=== YOUR OBJECTIVE ===
Which lines in the records below contain the word "screenshot"? Copy each one out.

=== PROVIDED ENTRIES ===
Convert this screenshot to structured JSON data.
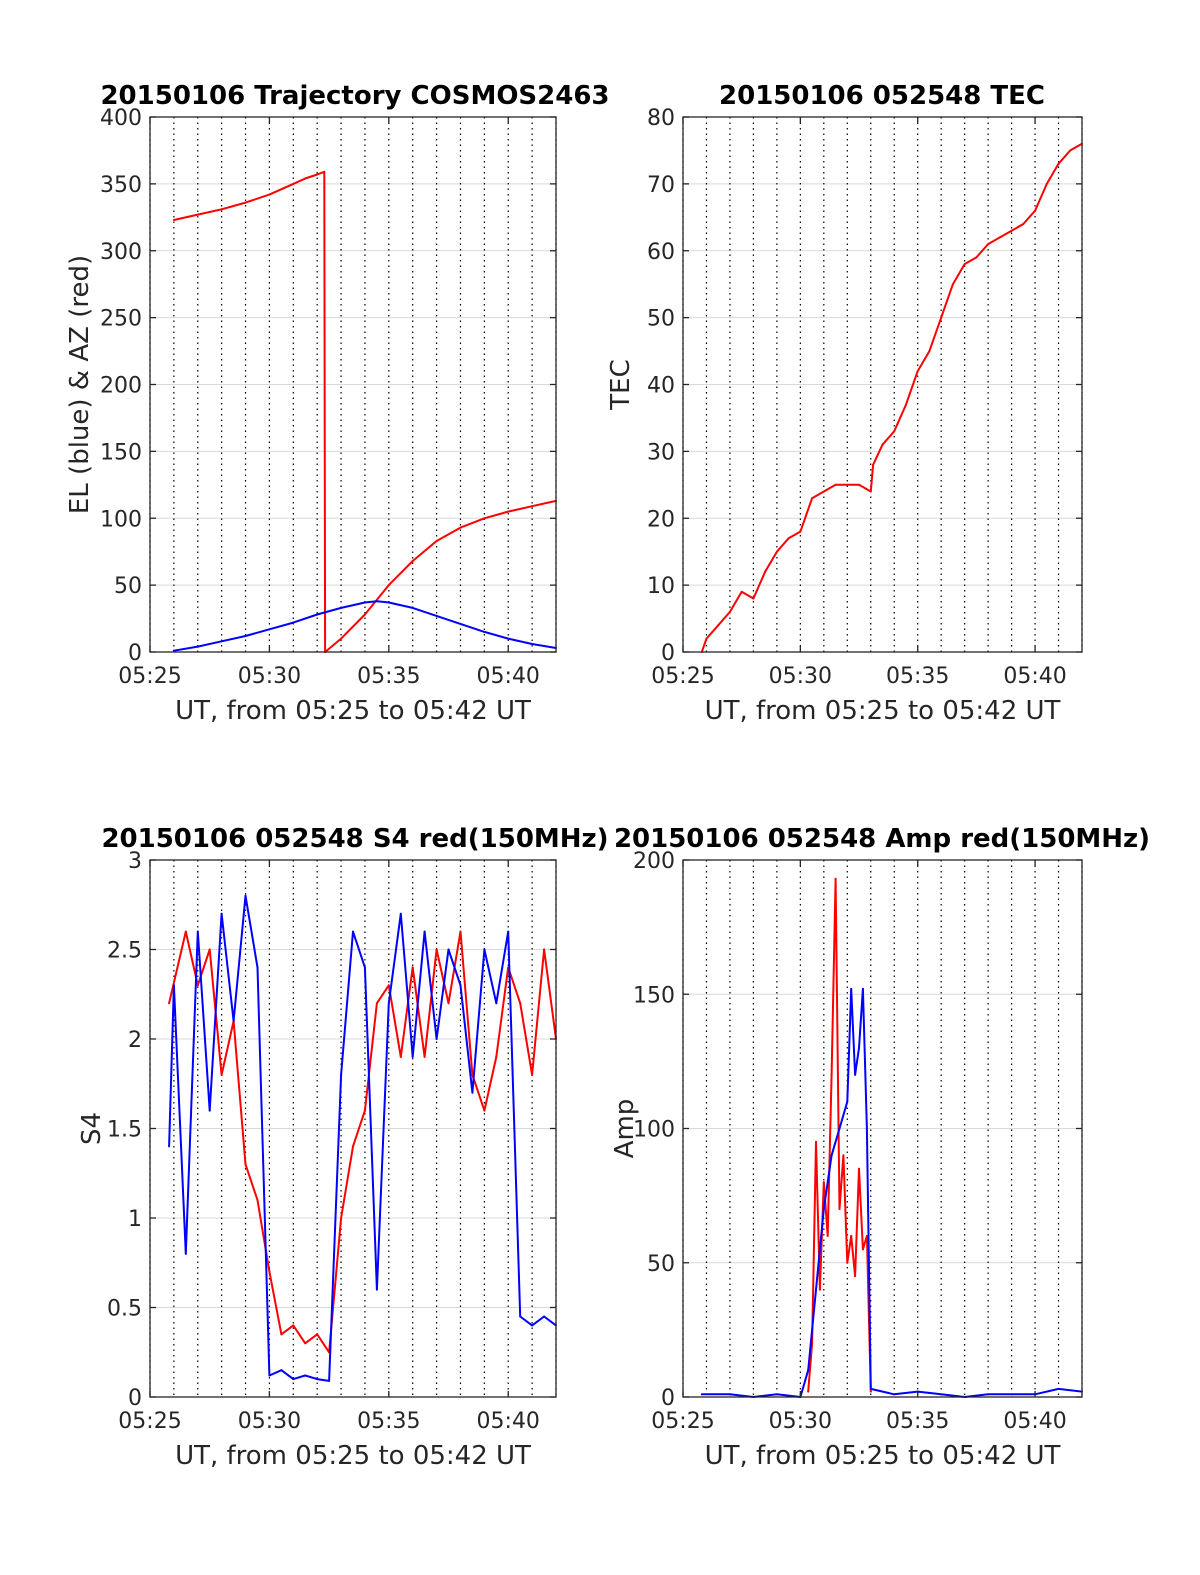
{
  "colors": {
    "red": "#ff0000",
    "blue": "#0000ff",
    "grid": "#d9d9d9",
    "vgrid": "#000000",
    "axis": "#262626"
  },
  "chart_data": [
    {
      "type": "line",
      "title": "20150106 Trajectory COSMOS2463",
      "xlabel": "UT, from 05:25 to 05:42 UT",
      "ylabel": "EL (blue) & AZ (red)",
      "xlim": [
        "05:25",
        "05:42"
      ],
      "xticks": [
        "05:25",
        "05:30",
        "05:35",
        "05:40"
      ],
      "ylim": [
        0,
        400
      ],
      "yticks": [
        "0",
        "50",
        "100",
        "150",
        "200",
        "250",
        "300",
        "350",
        "400"
      ],
      "grid": true,
      "series": [
        {
          "color": "red",
          "x": [
            "05:26",
            "05:27",
            "05:28",
            "05:29",
            "05:30",
            "05:31",
            "05:31:30",
            "05:32",
            "05:32:18",
            "05:32:20",
            "05:33",
            "05:34",
            "05:35",
            "05:36",
            "05:37",
            "05:38",
            "05:39",
            "05:40",
            "05:41",
            "05:42"
          ],
          "values": [
            323,
            327,
            331,
            336,
            342,
            350,
            354,
            357,
            359,
            0,
            10,
            28,
            50,
            68,
            83,
            93,
            100,
            105,
            109,
            113
          ]
        },
        {
          "color": "blue",
          "x": [
            "05:26",
            "05:27",
            "05:28",
            "05:29",
            "05:30",
            "05:31",
            "05:32",
            "05:33",
            "05:34",
            "05:34:30",
            "05:35",
            "05:36",
            "05:37",
            "05:38",
            "05:39",
            "05:40",
            "05:41",
            "05:42"
          ],
          "values": [
            1,
            4,
            8,
            12,
            17,
            22,
            28,
            33,
            37,
            38,
            37,
            33,
            27,
            21,
            15,
            10,
            6,
            3
          ]
        }
      ]
    },
    {
      "type": "line",
      "title": "20150106 052548 TEC",
      "xlabel": "UT, from 05:25 to 05:42 UT",
      "ylabel": "TEC",
      "xlim": [
        "05:25",
        "05:42"
      ],
      "xticks": [
        "05:25",
        "05:30",
        "05:35",
        "05:40"
      ],
      "ylim": [
        0,
        80
      ],
      "yticks": [
        "0",
        "10",
        "20",
        "30",
        "40",
        "50",
        "60",
        "70",
        "80"
      ],
      "grid": true,
      "series": [
        {
          "color": "red",
          "x": [
            "05:25:48",
            "05:26",
            "05:26:30",
            "05:27",
            "05:27:30",
            "05:28",
            "05:28:30",
            "05:29",
            "05:29:30",
            "05:30",
            "05:30:30",
            "05:31",
            "05:31:30",
            "05:32",
            "05:32:30",
            "05:33",
            "05:33:06",
            "05:33:30",
            "05:34",
            "05:34:30",
            "05:35",
            "05:35:30",
            "05:36",
            "05:36:30",
            "05:37",
            "05:37:30",
            "05:38",
            "05:38:30",
            "05:39",
            "05:39:30",
            "05:40",
            "05:40:30",
            "05:41",
            "05:41:30",
            "05:42"
          ],
          "values": [
            0,
            2,
            4,
            6,
            9,
            8,
            12,
            15,
            17,
            18,
            23,
            24,
            25,
            25,
            25,
            24,
            28,
            31,
            33,
            37,
            42,
            45,
            50,
            55,
            58,
            59,
            61,
            62,
            63,
            64,
            66,
            70,
            73,
            75,
            76
          ]
        }
      ]
    },
    {
      "type": "line",
      "title": "20150106 052548 S4 red(150MHz)",
      "xlabel": "UT, from 05:25 to 05:42 UT",
      "ylabel": "S4",
      "xlim": [
        "05:25",
        "05:42"
      ],
      "xticks": [
        "05:25",
        "05:30",
        "05:35",
        "05:40"
      ],
      "ylim": [
        0,
        3
      ],
      "yticks": [
        "0",
        "0.5",
        "1",
        "1.5",
        "2",
        "2.5",
        "3"
      ],
      "grid": true,
      "series": [
        {
          "color": "red",
          "x": [
            "05:25:48",
            "05:26:30",
            "05:27",
            "05:27:30",
            "05:28",
            "05:28:30",
            "05:29",
            "05:29:30",
            "05:30",
            "05:30:30",
            "05:31",
            "05:31:30",
            "05:32",
            "05:32:30",
            "05:33",
            "05:33:30",
            "05:34",
            "05:34:30",
            "05:35",
            "05:35:30",
            "05:36",
            "05:36:30",
            "05:37",
            "05:37:30",
            "05:38",
            "05:38:30",
            "05:39",
            "05:39:30",
            "05:40",
            "05:40:30",
            "05:41",
            "05:41:30",
            "05:42"
          ],
          "values": [
            2.2,
            2.6,
            2.3,
            2.5,
            1.8,
            2.1,
            1.3,
            1.1,
            0.7,
            0.35,
            0.4,
            0.3,
            0.35,
            0.25,
            1.0,
            1.4,
            1.6,
            2.2,
            2.3,
            1.9,
            2.4,
            1.9,
            2.5,
            2.2,
            2.6,
            1.8,
            1.6,
            1.9,
            2.4,
            2.2,
            1.8,
            2.5,
            2.0
          ]
        },
        {
          "color": "blue",
          "x": [
            "05:25:48",
            "05:26",
            "05:26:30",
            "05:27",
            "05:27:30",
            "05:28",
            "05:28:30",
            "05:29",
            "05:29:30",
            "05:30",
            "05:30:30",
            "05:31",
            "05:31:30",
            "05:32",
            "05:32:30",
            "05:33",
            "05:33:30",
            "05:34",
            "05:34:30",
            "05:35",
            "05:35:30",
            "05:36",
            "05:36:30",
            "05:37",
            "05:37:30",
            "05:38",
            "05:38:30",
            "05:39",
            "05:39:30",
            "05:40",
            "05:40:30",
            "05:41",
            "05:41:30",
            "05:42"
          ],
          "values": [
            1.4,
            2.3,
            0.8,
            2.6,
            1.6,
            2.7,
            2.1,
            2.8,
            2.4,
            0.12,
            0.15,
            0.1,
            0.12,
            0.1,
            0.09,
            1.8,
            2.6,
            2.4,
            0.6,
            2.2,
            2.7,
            1.9,
            2.6,
            2.0,
            2.5,
            2.3,
            1.7,
            2.5,
            2.2,
            2.6,
            0.45,
            0.4,
            0.45,
            0.4
          ]
        }
      ]
    },
    {
      "type": "line",
      "title": "20150106 052548 Amp red(150MHz)",
      "xlabel": "UT, from 05:25 to 05:42 UT",
      "ylabel": "Amp",
      "xlim": [
        "05:25",
        "05:42"
      ],
      "xticks": [
        "05:25",
        "05:30",
        "05:35",
        "05:40"
      ],
      "ylim": [
        0,
        200
      ],
      "yticks": [
        "0",
        "50",
        "100",
        "150",
        "200"
      ],
      "grid": true,
      "series": [
        {
          "color": "red",
          "x": [
            "05:30:20",
            "05:30:30",
            "05:30:40",
            "05:30:50",
            "05:31",
            "05:31:10",
            "05:31:20",
            "05:31:30",
            "05:31:40",
            "05:31:50",
            "05:32",
            "05:32:10",
            "05:32:20",
            "05:32:30",
            "05:32:40",
            "05:32:50",
            "05:33"
          ],
          "values": [
            2,
            20,
            95,
            40,
            80,
            60,
            120,
            193,
            70,
            90,
            50,
            60,
            45,
            85,
            55,
            60,
            2
          ]
        },
        {
          "color": "blue",
          "x": [
            "05:25:48",
            "05:27",
            "05:28",
            "05:29",
            "05:30",
            "05:30:20",
            "05:30:40",
            "05:31",
            "05:31:20",
            "05:31:40",
            "05:32",
            "05:32:10",
            "05:32:20",
            "05:32:30",
            "05:32:40",
            "05:32:50",
            "05:33",
            "05:34",
            "05:35",
            "05:36",
            "05:37",
            "05:38",
            "05:39",
            "05:40",
            "05:41",
            "05:42"
          ],
          "values": [
            1,
            1,
            0,
            1,
            0,
            10,
            40,
            70,
            90,
            100,
            110,
            152,
            120,
            130,
            152,
            100,
            3,
            1,
            2,
            1,
            0,
            1,
            1,
            1,
            3,
            2
          ]
        }
      ]
    }
  ]
}
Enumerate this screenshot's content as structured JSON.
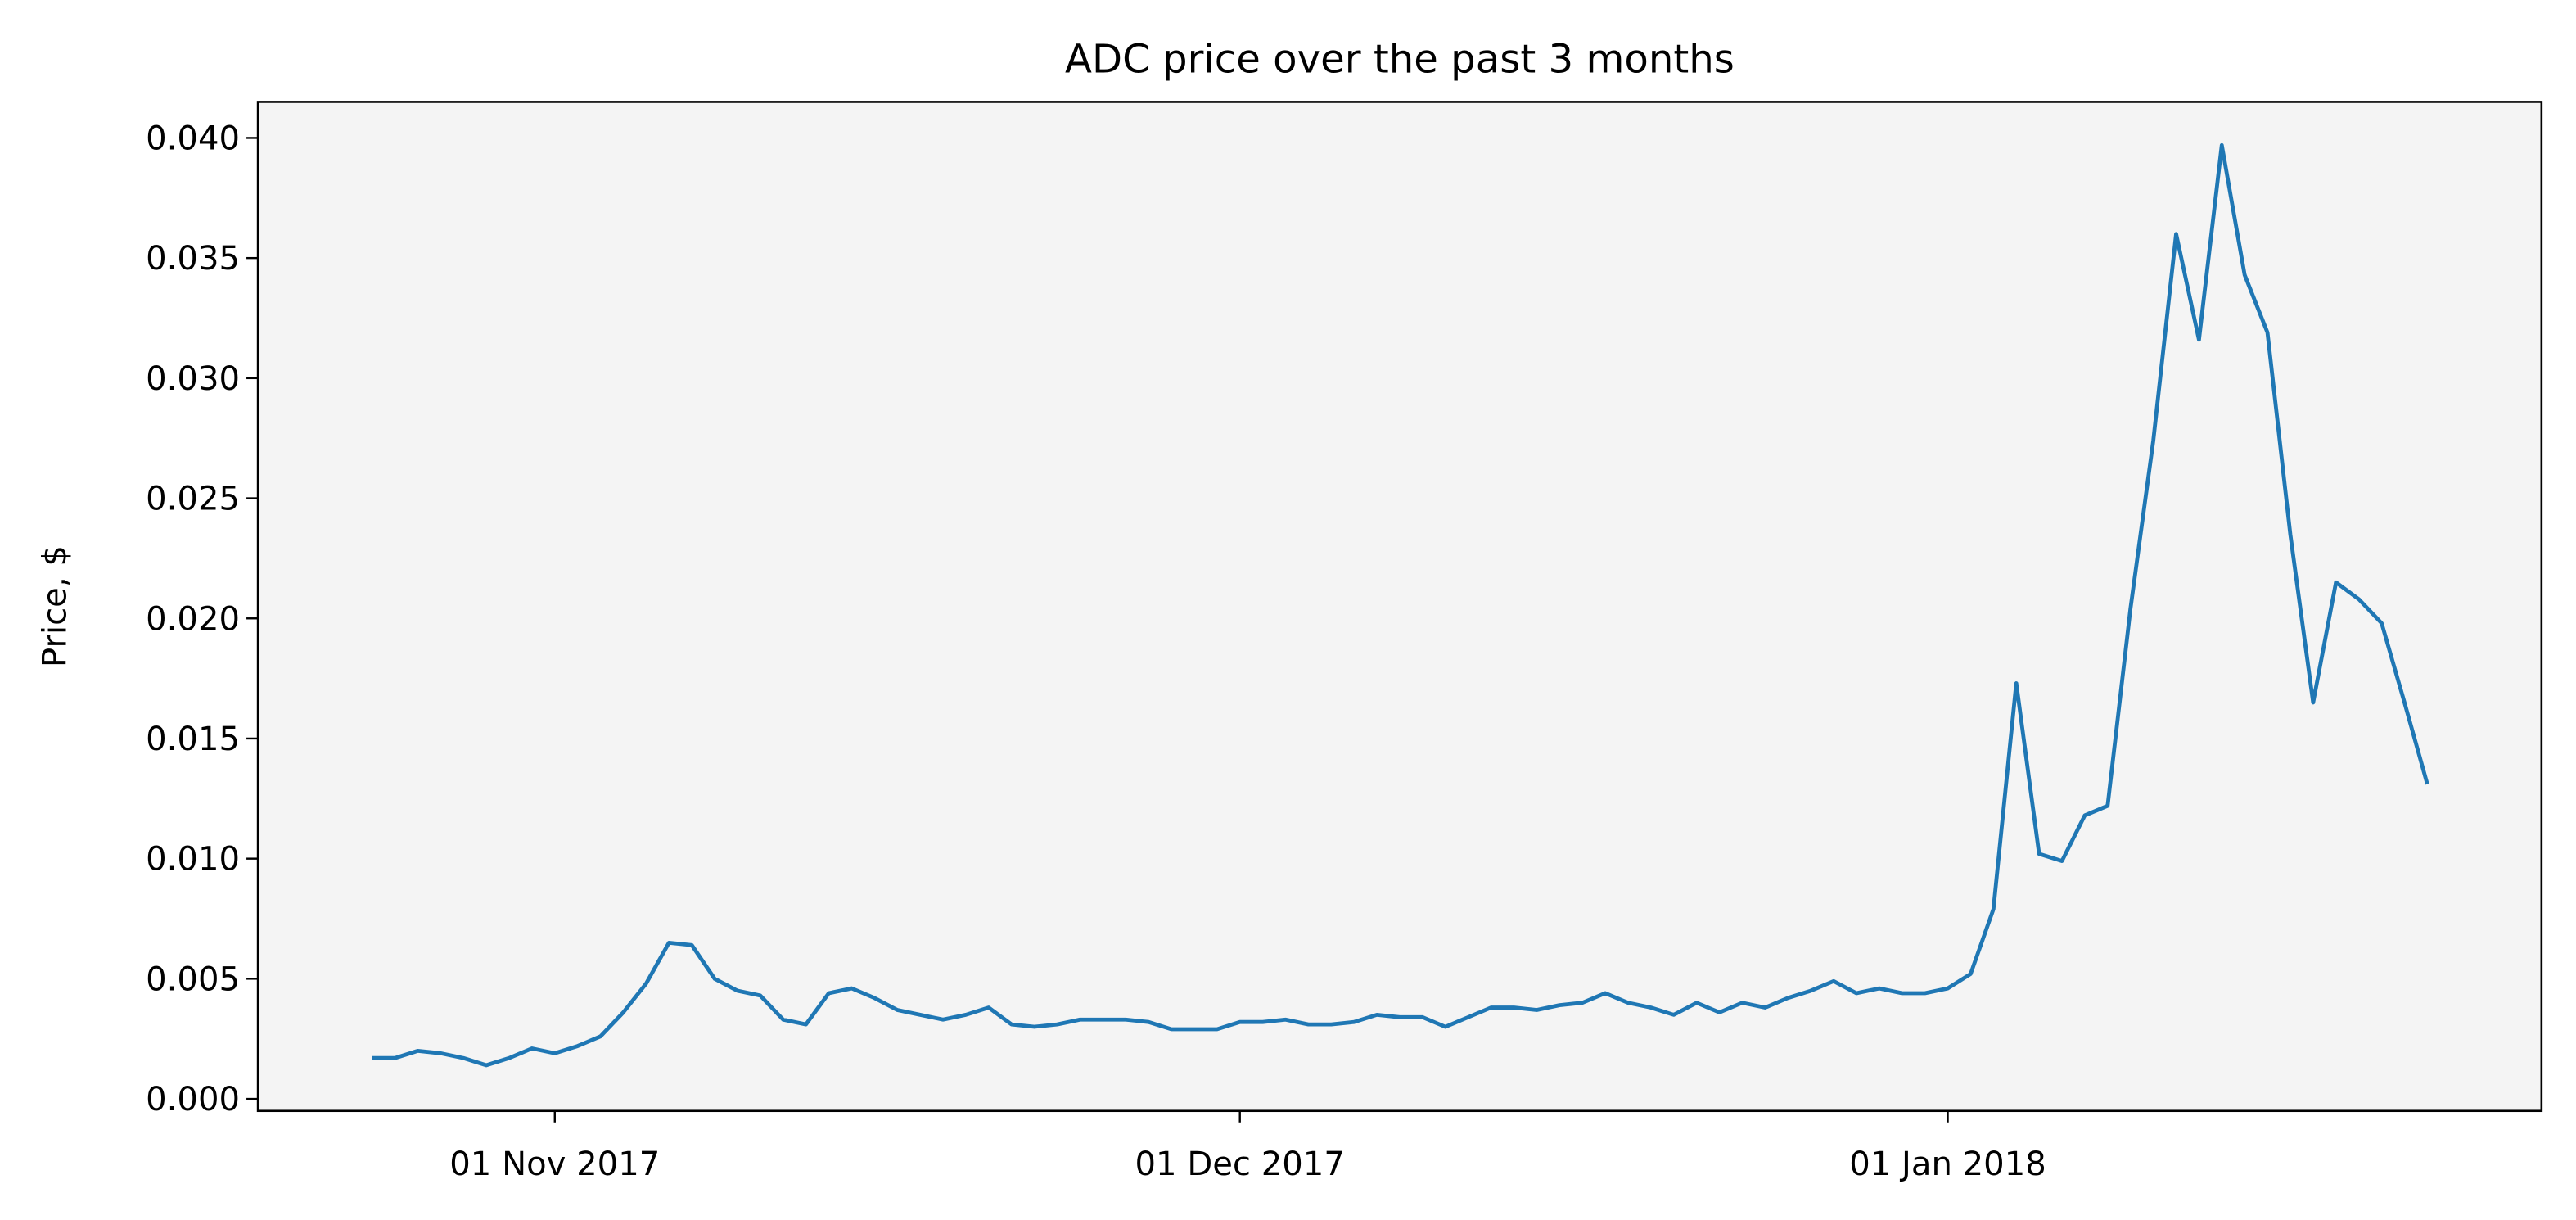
{
  "chart_data": {
    "type": "line",
    "title": "ADC price over the past 3 months",
    "y_label": "Price, $",
    "x": [
      "2017-10-24",
      "2017-10-25",
      "2017-10-26",
      "2017-10-27",
      "2017-10-28",
      "2017-10-29",
      "2017-10-30",
      "2017-10-31",
      "2017-11-01",
      "2017-11-02",
      "2017-11-03",
      "2017-11-04",
      "2017-11-05",
      "2017-11-06",
      "2017-11-07",
      "2017-11-08",
      "2017-11-09",
      "2017-11-10",
      "2017-11-11",
      "2017-11-12",
      "2017-11-13",
      "2017-11-14",
      "2017-11-15",
      "2017-11-16",
      "2017-11-17",
      "2017-11-18",
      "2017-11-19",
      "2017-11-20",
      "2017-11-21",
      "2017-11-22",
      "2017-11-23",
      "2017-11-24",
      "2017-11-25",
      "2017-11-26",
      "2017-11-27",
      "2017-11-28",
      "2017-11-29",
      "2017-11-30",
      "2017-12-01",
      "2017-12-02",
      "2017-12-03",
      "2017-12-04",
      "2017-12-05",
      "2017-12-06",
      "2017-12-07",
      "2017-12-08",
      "2017-12-09",
      "2017-12-10",
      "2017-12-11",
      "2017-12-12",
      "2017-12-13",
      "2017-12-14",
      "2017-12-15",
      "2017-12-16",
      "2017-12-17",
      "2017-12-18",
      "2017-12-19",
      "2017-12-20",
      "2017-12-21",
      "2017-12-22",
      "2017-12-23",
      "2017-12-24",
      "2017-12-25",
      "2017-12-26",
      "2017-12-27",
      "2017-12-28",
      "2017-12-29",
      "2017-12-30",
      "2017-12-31",
      "2018-01-01",
      "2018-01-02",
      "2018-01-03",
      "2018-01-04",
      "2018-01-05",
      "2018-01-06",
      "2018-01-07",
      "2018-01-08",
      "2018-01-09",
      "2018-01-10",
      "2018-01-11",
      "2018-01-12",
      "2018-01-13",
      "2018-01-14",
      "2018-01-15",
      "2018-01-16",
      "2018-01-17",
      "2018-01-18",
      "2018-01-19",
      "2018-01-20",
      "2018-01-21",
      "2018-01-22"
    ],
    "series": [
      {
        "color": "#1f77b4",
        "values": [
          0.0017,
          0.0017,
          0.002,
          0.0019,
          0.0017,
          0.0014,
          0.0017,
          0.0021,
          0.0019,
          0.0022,
          0.0026,
          0.0036,
          0.0048,
          0.0065,
          0.0064,
          0.005,
          0.0045,
          0.0043,
          0.0033,
          0.0031,
          0.0044,
          0.0046,
          0.0042,
          0.0037,
          0.0035,
          0.0033,
          0.0035,
          0.0038,
          0.0031,
          0.003,
          0.0031,
          0.0033,
          0.0033,
          0.0033,
          0.0032,
          0.0029,
          0.0029,
          0.0029,
          0.0032,
          0.0032,
          0.0033,
          0.0031,
          0.0031,
          0.0032,
          0.0035,
          0.0034,
          0.0034,
          0.003,
          0.0034,
          0.0038,
          0.0038,
          0.0037,
          0.0039,
          0.004,
          0.0044,
          0.004,
          0.0038,
          0.0035,
          0.004,
          0.0036,
          0.004,
          0.0038,
          0.0042,
          0.0045,
          0.0049,
          0.0044,
          0.0046,
          0.0044,
          0.0044,
          0.0046,
          0.0052,
          0.0079,
          0.0173,
          0.0102,
          0.0099,
          0.0118,
          0.0122,
          0.0204,
          0.0274,
          0.036,
          0.0316,
          0.0397,
          0.0343,
          0.0319,
          0.0235,
          0.0165,
          0.0215,
          0.0208,
          0.0198,
          0.0165,
          0.0131
        ]
      }
    ],
    "xlim": [
      "2017-10-19",
      "2018-01-27"
    ],
    "xticks": [
      {
        "value": "2017-11-01",
        "label": "01 Nov 2017"
      },
      {
        "value": "2017-12-01",
        "label": "01 Dec 2017"
      },
      {
        "value": "2018-01-01",
        "label": "01 Jan 2018"
      }
    ],
    "ylim": [
      -0.0005,
      0.0415
    ],
    "yticks": [
      {
        "value": 0,
        "label": "0.000"
      },
      {
        "value": 0.005,
        "label": "0.005"
      },
      {
        "value": 0.01,
        "label": "0.010"
      },
      {
        "value": 0.015,
        "label": "0.015"
      },
      {
        "value": 0.02,
        "label": "0.020"
      },
      {
        "value": 0.025,
        "label": "0.025"
      },
      {
        "value": 0.03,
        "label": "0.030"
      },
      {
        "value": 0.035,
        "label": "0.035"
      },
      {
        "value": 0.04,
        "label": "0.040"
      }
    ],
    "grid": false,
    "background": "#f4f4f4"
  }
}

=== EXPECTED OUTPUT ===
Convert this screenshot to structured JSON data.
Enumerate this screenshot's content as structured JSON.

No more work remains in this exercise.